**DATA FOR THE TASK**
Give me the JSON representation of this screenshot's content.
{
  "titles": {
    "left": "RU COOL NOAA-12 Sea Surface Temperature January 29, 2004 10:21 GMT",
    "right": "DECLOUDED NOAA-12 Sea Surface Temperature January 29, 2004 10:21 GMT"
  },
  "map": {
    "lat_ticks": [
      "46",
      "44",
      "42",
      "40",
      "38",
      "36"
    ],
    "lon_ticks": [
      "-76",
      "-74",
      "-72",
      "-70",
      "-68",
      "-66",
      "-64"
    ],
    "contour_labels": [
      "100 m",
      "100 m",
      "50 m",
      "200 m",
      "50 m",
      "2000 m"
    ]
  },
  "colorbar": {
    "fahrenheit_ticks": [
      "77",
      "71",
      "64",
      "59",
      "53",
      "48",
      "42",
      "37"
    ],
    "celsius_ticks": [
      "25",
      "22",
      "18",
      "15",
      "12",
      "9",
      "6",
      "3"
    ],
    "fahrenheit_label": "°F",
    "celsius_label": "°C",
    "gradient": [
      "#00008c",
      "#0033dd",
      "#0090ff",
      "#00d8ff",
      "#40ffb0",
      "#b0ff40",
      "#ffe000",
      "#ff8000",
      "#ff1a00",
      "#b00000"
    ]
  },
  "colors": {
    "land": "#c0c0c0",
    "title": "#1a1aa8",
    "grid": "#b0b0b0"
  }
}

**EXERCISE AIM**
Repeat the entries exactly, all of them.

**EXERCISE SOLUTION**
Give me the JSON representation of this screenshot's content.
{
  "titles": {
    "left": "RU COOL NOAA-12 Sea Surface Temperature January 29, 2004 10:21 GMT",
    "right": "DECLOUDED NOAA-12 Sea Surface Temperature January 29, 2004 10:21 GMT"
  },
  "map": {
    "lat_ticks": [
      "46",
      "44",
      "42",
      "40",
      "38",
      "36"
    ],
    "lon_ticks": [
      "-76",
      "-74",
      "-72",
      "-70",
      "-68",
      "-66",
      "-64"
    ],
    "contour_labels": [
      "100 m",
      "100 m",
      "50 m",
      "200 m",
      "50 m",
      "2000 m"
    ]
  },
  "colorbar": {
    "fahrenheit_ticks": [
      "77",
      "71",
      "64",
      "59",
      "53",
      "48",
      "42",
      "37"
    ],
    "celsius_ticks": [
      "25",
      "22",
      "18",
      "15",
      "12",
      "9",
      "6",
      "3"
    ],
    "fahrenheit_label": "°F",
    "celsius_label": "°C",
    "gradient": [
      "#00008c",
      "#0033dd",
      "#0090ff",
      "#00d8ff",
      "#40ffb0",
      "#b0ff40",
      "#ffe000",
      "#ff8000",
      "#ff1a00",
      "#b00000"
    ]
  },
  "colors": {
    "land": "#c0c0c0",
    "title": "#1a1aa8",
    "grid": "#b0b0b0"
  }
}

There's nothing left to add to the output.